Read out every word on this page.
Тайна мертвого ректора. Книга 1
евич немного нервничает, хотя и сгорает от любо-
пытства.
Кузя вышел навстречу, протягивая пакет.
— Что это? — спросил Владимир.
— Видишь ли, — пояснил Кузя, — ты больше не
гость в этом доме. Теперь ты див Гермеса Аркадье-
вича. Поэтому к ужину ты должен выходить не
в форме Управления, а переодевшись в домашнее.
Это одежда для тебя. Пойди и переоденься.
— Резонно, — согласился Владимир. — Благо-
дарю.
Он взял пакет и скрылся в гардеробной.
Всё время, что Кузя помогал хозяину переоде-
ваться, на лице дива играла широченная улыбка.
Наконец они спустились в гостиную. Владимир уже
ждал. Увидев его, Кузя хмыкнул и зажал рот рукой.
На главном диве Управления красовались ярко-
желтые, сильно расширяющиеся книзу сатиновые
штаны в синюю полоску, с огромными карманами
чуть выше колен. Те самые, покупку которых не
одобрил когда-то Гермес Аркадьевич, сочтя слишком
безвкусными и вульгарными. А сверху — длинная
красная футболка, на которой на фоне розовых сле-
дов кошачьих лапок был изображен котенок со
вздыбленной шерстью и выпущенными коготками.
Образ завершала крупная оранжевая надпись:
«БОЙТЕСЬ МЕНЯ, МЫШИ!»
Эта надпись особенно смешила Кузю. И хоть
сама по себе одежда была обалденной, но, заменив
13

## What is being asked:
Where a line above holds the string "Владимир", show that line.

## Answer to the exercise:
— Что это? — спросил Владимир.
— Резонно, — согласился Владимир. — Благо-
Наконец они спустились в гостиную. Владимир уже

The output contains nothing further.